-- START ENTRIES --

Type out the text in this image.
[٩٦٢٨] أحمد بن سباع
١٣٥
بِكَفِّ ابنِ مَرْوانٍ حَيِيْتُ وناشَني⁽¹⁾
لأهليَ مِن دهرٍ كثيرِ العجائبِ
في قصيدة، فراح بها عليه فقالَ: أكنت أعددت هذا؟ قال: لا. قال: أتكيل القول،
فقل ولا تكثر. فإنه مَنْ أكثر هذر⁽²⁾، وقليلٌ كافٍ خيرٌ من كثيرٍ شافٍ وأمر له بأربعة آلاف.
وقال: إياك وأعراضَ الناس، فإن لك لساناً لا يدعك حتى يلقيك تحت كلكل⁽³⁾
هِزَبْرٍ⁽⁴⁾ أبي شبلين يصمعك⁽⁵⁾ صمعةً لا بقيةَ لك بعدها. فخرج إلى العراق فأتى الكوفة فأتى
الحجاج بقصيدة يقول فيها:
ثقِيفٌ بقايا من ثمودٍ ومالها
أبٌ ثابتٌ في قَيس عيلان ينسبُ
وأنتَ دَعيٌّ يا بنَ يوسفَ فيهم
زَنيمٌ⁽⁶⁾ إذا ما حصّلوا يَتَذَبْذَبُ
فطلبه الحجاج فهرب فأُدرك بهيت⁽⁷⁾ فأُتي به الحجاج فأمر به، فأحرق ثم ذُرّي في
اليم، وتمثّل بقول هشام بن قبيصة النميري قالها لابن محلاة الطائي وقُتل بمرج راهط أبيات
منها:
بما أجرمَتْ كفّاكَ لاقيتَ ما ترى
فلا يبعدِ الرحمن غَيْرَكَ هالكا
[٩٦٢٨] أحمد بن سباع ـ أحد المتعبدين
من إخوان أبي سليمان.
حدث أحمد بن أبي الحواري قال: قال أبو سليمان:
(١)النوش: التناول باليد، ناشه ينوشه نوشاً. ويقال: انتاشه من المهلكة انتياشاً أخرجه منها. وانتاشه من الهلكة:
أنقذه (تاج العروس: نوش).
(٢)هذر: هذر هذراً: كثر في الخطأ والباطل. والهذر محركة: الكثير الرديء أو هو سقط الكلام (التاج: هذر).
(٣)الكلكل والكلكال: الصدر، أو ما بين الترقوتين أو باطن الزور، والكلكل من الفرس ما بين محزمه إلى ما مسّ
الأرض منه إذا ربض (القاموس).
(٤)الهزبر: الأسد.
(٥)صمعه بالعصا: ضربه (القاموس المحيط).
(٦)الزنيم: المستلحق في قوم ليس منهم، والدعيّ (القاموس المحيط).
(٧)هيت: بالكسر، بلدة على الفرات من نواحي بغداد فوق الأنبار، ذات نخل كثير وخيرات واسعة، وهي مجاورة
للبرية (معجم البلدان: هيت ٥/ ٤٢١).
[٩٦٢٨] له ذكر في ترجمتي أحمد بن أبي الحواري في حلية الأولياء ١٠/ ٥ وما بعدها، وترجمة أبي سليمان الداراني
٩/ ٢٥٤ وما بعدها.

-- END ENTRIES --

Copy all of the data. Keep every word exactly as it is.

__OUTPUT__
Type out the text in this image.
[٩٦٢٨] أحمد بن سباع
١٣٥
بِكَفِّ ابنِ مَرْوانٍ حَيِيْتُ وناشَني⁽¹⁾
لأهليَ مِن دهرٍ كثيرِ العجائبِ
في قصيدة، فراح بها عليه فقالَ: أكنت أعددت هذا؟ قال: لا. قال: أتكيل القول،
فقل ولا تكثر. فإنه مَنْ أكثر هذر⁽²⁾، وقليلٌ كافٍ خيرٌ من كثيرٍ شافٍ وأمر له بأربعة آلاف.
وقال: إياك وأعراضَ الناس، فإن لك لساناً لا يدعك حتى يلقيك تحت كلكل⁽³⁾
هِزَبْرٍ⁽⁴⁾ أبي شبلين يصمعك⁽⁵⁾ صمعةً لا بقيةَ لك بعدها. فخرج إلى العراق فأتى الكوفة فأتى
الحجاج بقصيدة يقول فيها:
ثقِيفٌ بقايا من ثمودٍ ومالها
أبٌ ثابتٌ في قَيس عيلان ينسبُ
وأنتَ دَعيٌّ يا بنَ يوسفَ فيهم
زَنيمٌ⁽⁶⁾ إذا ما حصّلوا يَتَذَبْذَبُ
فطلبه الحجاج فهرب فأُدرك بهيت⁽⁷⁾ فأُتي به الحجاج فأمر به، فأحرق ثم ذُرّي في
اليم، وتمثّل بقول هشام بن قبيصة النميري قالها لابن محلاة الطائي وقُتل بمرج راهط أبيات
منها:
بما أجرمَتْ كفّاكَ لاقيتَ ما ترى
فلا يبعدِ الرحمن غَيْرَكَ هالكا
[٩٦٢٨] أحمد بن سباع ـ أحد المتعبدين
من إخوان أبي سليمان.
حدث أحمد بن أبي الحواري قال: قال أبو سليمان:
(١)النوش: التناول باليد، ناشه ينوشه نوشاً. ويقال: انتاشه من المهلكة انتياشاً أخرجه منها. وانتاشه من الهلكة:
أنقذه (تاج العروس: نوش).
(٢)هذر: هذر هذراً: كثر في الخطأ والباطل. والهذر محركة: الكثير الرديء أو هو سقط الكلام (التاج: هذر).
(٣)الكلكل والكلكال: الصدر، أو ما بين الترقوتين أو باطن الزور، والكلكل من الفرس ما بين محزمه إلى ما مسّ
الأرض منه إذا ربض (القاموس).
(٤)الهزبر: الأسد.
(٥)صمعه بالعصا: ضربه (القاموس المحيط).
(٦)الزنيم: المستلحق في قوم ليس منهم، والدعيّ (القاموس المحيط).
(٧)هيت: بالكسر، بلدة على الفرات من نواحي بغداد فوق الأنبار، ذات نخل كثير وخيرات واسعة، وهي مجاورة
للبرية (معجم البلدان: هيت ٥/ ٤٢١).
[٩٦٢٨] له ذكر في ترجمتي أحمد بن أبي الحواري في حلية الأولياء ١٠/ ٥ وما بعدها، وترجمة أبي سليمان الداراني
٩/ ٢٥٤ وما بعدها.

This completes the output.